▶ **WHAT IS BEING ASKED**:
Reproduce every record below exactly as written, leaving out any pictures.

▶ **STORED RECORDS**:
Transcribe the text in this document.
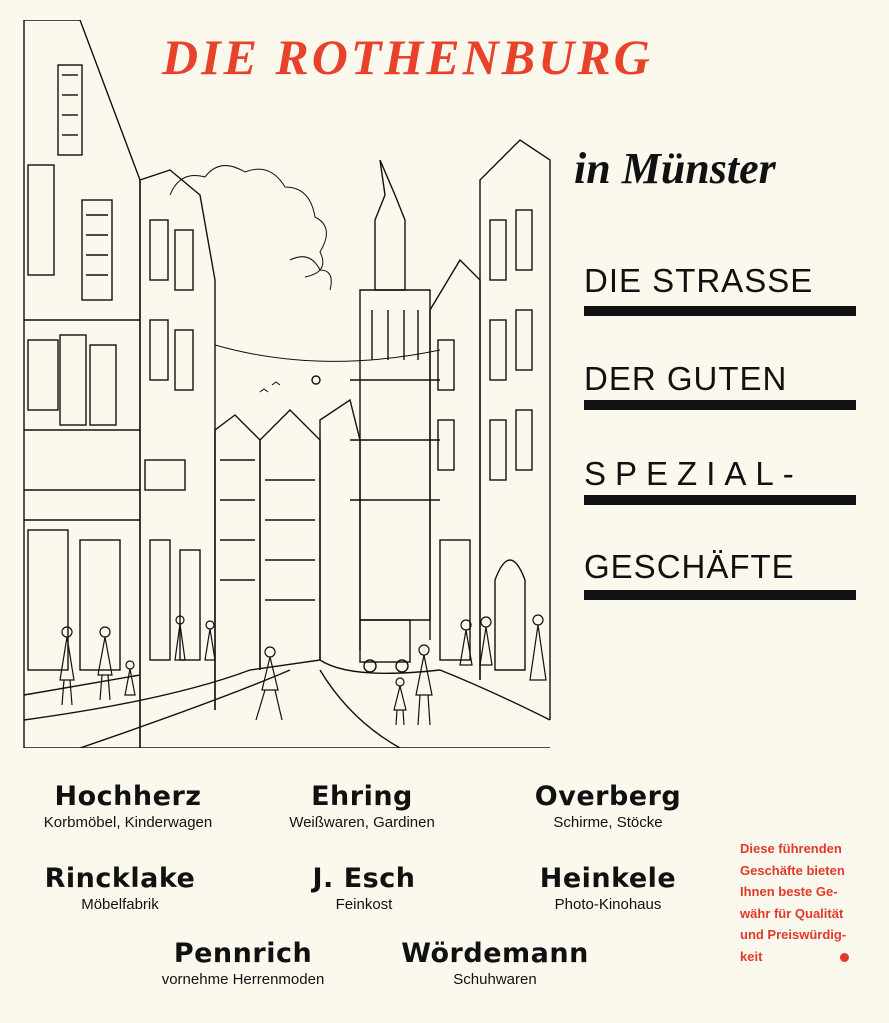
DIE ROTHENBURG
in Münster
DIE STRASSE
DER GUTEN
SPEZIAL-
GESCHÄFTE
Hochherz
Korbmöbel, Kinderwagen
Ehring
Weißwaren, Gardinen
Overberg
Schirme, Stöcke
Rincklake
Möbelfabrik
J. Esch
Feinkost
Heinkele
Photo-Kinohaus
Pennrich
vornehme Herrenmoden
Wördemann
Schuhwaren
Diese führenden
Geschäfte bieten
Ihnen beste Ge-
währ für Qualität
und Preiswürdig-
keit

▶ **TASK SOLUTION**:
Transcribe the text in this document.
DIE ROTHENBURG
in Münster
DIE STRASSE
DER GUTEN
SPEZIAL-
GESCHÄFTE
Hochherz
Korbmöbel, Kinderwagen
Ehring
Weißwaren, Gardinen
Overberg
Schirme, Stöcke
Rincklake
Möbelfabrik
J. Esch
Feinkost
Heinkele
Photo-Kinohaus
Pennrich
vornehme Herrenmoden
Wördemann
Schuhwaren
Diese führenden
Geschäfte bieten
Ihnen beste Ge-
währ für Qualität
und Preiswürdig-
keit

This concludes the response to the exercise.